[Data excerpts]
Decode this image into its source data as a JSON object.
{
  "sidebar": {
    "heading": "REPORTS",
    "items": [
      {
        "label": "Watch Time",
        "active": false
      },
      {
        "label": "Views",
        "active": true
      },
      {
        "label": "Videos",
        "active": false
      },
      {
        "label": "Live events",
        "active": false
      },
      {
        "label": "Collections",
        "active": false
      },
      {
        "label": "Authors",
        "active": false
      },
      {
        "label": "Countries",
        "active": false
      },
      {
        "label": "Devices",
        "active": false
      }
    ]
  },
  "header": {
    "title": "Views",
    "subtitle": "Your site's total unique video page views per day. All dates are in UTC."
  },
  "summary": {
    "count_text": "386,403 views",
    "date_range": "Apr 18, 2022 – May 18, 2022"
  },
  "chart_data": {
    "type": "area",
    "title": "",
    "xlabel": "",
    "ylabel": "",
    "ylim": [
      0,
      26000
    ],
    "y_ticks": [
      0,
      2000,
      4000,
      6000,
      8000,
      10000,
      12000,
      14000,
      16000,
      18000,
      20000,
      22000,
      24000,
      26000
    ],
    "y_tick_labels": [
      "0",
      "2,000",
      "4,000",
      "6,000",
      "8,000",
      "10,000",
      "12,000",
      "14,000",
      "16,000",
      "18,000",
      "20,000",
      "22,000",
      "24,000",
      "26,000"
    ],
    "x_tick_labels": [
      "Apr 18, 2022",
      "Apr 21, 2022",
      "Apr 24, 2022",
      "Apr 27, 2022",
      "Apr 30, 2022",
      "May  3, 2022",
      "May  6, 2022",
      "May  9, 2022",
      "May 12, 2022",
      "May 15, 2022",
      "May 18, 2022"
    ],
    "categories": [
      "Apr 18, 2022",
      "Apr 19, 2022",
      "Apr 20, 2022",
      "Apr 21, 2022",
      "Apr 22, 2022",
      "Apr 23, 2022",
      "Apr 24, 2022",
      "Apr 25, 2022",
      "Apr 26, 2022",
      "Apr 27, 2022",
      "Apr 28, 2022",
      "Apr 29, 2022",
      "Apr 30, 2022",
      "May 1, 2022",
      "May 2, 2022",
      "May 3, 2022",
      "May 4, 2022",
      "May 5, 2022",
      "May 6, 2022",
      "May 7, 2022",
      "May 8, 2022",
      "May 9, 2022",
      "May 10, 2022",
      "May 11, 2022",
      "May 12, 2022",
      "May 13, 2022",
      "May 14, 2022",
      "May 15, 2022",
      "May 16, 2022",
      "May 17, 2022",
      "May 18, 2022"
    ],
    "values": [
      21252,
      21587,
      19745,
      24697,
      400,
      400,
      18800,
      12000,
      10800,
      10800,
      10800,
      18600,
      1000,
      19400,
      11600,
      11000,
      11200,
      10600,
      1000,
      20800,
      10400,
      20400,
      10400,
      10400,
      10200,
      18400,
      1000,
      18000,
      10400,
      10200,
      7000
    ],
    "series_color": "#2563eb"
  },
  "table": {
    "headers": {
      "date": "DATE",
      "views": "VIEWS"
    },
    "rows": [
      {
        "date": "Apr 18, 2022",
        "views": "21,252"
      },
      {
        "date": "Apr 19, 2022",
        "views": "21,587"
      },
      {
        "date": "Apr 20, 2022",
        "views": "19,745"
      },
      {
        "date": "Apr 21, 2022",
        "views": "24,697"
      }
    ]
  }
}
--
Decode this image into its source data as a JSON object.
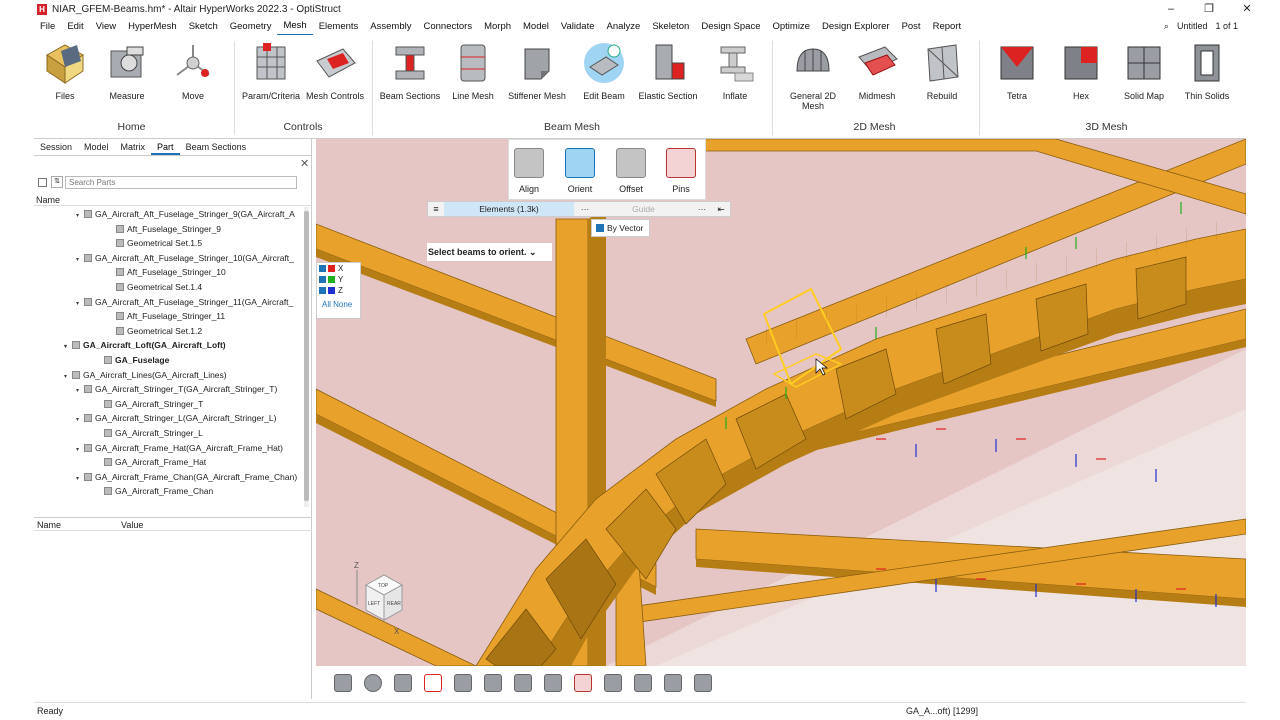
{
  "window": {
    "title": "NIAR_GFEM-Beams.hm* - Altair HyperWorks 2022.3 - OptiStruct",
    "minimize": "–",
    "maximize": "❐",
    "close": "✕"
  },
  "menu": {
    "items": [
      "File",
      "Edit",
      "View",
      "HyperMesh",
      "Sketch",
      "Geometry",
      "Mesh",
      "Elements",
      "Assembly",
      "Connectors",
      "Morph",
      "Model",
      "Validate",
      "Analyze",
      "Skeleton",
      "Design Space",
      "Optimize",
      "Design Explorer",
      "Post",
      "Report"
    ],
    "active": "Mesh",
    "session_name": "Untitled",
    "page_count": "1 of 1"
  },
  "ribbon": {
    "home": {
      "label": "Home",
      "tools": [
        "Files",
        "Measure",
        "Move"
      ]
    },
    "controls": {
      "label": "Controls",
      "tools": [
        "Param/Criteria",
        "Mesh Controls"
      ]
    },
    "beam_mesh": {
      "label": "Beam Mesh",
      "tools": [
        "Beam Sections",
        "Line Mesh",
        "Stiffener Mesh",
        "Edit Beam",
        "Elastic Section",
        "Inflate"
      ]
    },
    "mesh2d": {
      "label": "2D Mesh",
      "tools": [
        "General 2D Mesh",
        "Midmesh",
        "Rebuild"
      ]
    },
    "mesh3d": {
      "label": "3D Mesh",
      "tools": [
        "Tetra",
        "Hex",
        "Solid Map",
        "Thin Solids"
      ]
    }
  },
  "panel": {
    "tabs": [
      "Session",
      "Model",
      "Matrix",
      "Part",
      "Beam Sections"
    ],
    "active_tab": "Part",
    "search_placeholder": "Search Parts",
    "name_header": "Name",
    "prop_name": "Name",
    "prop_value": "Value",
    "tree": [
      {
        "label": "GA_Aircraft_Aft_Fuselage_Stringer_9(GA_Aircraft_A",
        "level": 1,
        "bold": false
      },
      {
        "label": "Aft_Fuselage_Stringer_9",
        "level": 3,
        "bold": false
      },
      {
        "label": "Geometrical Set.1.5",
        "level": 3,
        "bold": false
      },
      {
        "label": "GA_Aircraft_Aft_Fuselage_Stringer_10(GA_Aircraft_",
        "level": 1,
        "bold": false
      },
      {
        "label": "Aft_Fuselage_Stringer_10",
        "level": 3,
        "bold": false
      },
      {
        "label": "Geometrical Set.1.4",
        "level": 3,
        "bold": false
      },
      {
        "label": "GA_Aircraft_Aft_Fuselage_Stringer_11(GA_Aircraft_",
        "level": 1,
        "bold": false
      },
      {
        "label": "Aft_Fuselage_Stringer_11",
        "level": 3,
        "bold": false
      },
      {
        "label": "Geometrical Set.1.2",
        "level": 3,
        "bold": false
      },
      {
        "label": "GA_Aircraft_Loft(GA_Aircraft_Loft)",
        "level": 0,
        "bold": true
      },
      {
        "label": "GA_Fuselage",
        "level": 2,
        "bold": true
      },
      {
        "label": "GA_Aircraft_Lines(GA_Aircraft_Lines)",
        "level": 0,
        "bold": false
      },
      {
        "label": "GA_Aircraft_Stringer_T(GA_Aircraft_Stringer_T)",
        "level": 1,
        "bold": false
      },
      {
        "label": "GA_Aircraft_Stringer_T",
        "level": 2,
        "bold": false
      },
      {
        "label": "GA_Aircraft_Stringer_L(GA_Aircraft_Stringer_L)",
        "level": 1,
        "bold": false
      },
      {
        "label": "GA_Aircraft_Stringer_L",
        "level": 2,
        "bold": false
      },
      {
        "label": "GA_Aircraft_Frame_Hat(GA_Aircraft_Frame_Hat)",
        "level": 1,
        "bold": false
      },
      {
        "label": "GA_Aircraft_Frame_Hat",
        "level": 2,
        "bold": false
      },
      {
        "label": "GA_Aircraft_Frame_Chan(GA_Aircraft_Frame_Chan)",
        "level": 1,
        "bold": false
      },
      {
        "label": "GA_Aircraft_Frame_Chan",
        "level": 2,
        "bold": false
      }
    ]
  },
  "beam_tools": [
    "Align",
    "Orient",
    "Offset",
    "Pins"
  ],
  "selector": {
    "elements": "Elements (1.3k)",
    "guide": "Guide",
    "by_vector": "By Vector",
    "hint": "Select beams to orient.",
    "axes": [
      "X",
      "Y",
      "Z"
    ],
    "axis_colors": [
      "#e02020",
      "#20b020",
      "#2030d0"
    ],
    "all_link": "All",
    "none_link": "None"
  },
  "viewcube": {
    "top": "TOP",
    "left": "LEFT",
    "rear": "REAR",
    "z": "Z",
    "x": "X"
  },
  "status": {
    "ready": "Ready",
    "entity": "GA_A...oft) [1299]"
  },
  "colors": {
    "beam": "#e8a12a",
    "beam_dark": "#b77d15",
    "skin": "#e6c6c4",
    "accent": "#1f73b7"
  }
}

**Short exercise:** Give only a number: how many lines of the data hold the string "Geometrical"?

**Result:** 3